WORK TO COMPLETE: Copy out the complete listing, word for word.

RECORDS PROVIDED:
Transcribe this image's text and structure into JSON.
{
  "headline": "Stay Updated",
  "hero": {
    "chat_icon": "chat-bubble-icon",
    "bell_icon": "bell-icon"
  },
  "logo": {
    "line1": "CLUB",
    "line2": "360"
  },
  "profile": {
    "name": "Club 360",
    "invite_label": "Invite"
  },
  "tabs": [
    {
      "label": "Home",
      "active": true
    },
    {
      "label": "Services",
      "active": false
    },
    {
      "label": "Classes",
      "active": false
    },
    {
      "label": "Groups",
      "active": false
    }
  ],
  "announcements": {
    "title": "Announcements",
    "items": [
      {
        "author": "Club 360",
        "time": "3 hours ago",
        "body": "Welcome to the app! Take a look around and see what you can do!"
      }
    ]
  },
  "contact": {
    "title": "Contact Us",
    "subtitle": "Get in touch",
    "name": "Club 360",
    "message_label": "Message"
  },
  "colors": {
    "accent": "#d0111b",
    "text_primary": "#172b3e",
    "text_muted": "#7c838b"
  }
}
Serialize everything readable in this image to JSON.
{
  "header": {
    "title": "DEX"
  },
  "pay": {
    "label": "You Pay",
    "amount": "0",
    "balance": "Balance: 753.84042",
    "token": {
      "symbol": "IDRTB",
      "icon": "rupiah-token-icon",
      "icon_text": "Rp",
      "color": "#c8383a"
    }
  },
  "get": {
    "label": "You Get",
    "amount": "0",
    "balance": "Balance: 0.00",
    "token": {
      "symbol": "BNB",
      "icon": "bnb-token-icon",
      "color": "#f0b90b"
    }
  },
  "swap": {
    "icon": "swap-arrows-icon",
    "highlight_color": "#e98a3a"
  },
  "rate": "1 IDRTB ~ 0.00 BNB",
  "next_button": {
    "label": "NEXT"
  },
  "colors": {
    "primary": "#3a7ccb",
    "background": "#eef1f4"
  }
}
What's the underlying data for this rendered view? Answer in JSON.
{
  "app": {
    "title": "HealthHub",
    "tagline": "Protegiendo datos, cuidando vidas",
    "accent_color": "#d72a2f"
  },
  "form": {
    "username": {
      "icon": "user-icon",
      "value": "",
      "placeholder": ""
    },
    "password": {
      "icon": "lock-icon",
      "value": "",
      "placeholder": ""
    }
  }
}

EXERCISE ANSWER:
Transcribe this image's text and structure into JSON.
{
  "headline": "Stay Updated",
  "hero": {
    "chat_icon": "chat-bubble-icon",
    "bell_icon": "bell-icon"
  },
  "logo": {
    "line1": "CLUB",
    "line2": "360"
  },
  "profile": {
    "name": "Club 360",
    "invite_label": "Invite"
  },
  "tabs": [
    {
      "label": "Home",
      "active": true
    },
    {
      "label": "Services",
      "active": false
    },
    {
      "label": "Classes",
      "active": false
    },
    {
      "label": "Groups",
      "active": false
    }
  ],
  "announcements": {
    "title": "Announcements",
    "items": [
      {
        "author": "Club 360",
        "time": "3 hours ago",
        "body": "Welcome to the app! Take a look around and see what you can do!"
      }
    ]
  },
  "contact": {
    "title": "Contact Us",
    "subtitle": "Get in touch",
    "name": "Club 360",
    "message_label": "Message"
  },
  "colors": {
    "accent": "#d0111b",
    "text_primary": "#172b3e",
    "text_muted": "#7c838b"
  }
}
Serialize everything readable in this image to JSON.
{
  "header": {
    "title": "DEX"
  },
  "pay": {
    "label": "You Pay",
    "amount": "0",
    "balance": "Balance: 753.84042",
    "token": {
      "symbol": "IDRTB",
      "icon": "rupiah-token-icon",
      "icon_text": "Rp",
      "color": "#c8383a"
    }
  },
  "get": {
    "label": "You Get",
    "amount": "0",
    "balance": "Balance: 0.00",
    "token": {
      "symbol": "BNB",
      "icon": "bnb-token-icon",
      "color": "#f0b90b"
    }
  },
  "swap": {
    "icon": "swap-arrows-icon",
    "highlight_color": "#e98a3a"
  },
  "rate": "1 IDRTB ~ 0.00 BNB",
  "next_button": {
    "label": "NEXT"
  },
  "colors": {
    "primary": "#3a7ccb",
    "background": "#eef1f4"
  }
}
What's the underlying data for this rendered view? Answer in JSON.
{
  "app": {
    "title": "HealthHub",
    "tagline": "Protegiendo datos, cuidando vidas",
    "accent_color": "#d72a2f"
  },
  "form": {
    "username": {
      "icon": "user-icon",
      "value": "",
      "placeholder": ""
    },
    "password": {
      "icon": "lock-icon",
      "value": "",
      "placeholder": ""
    }
  }
}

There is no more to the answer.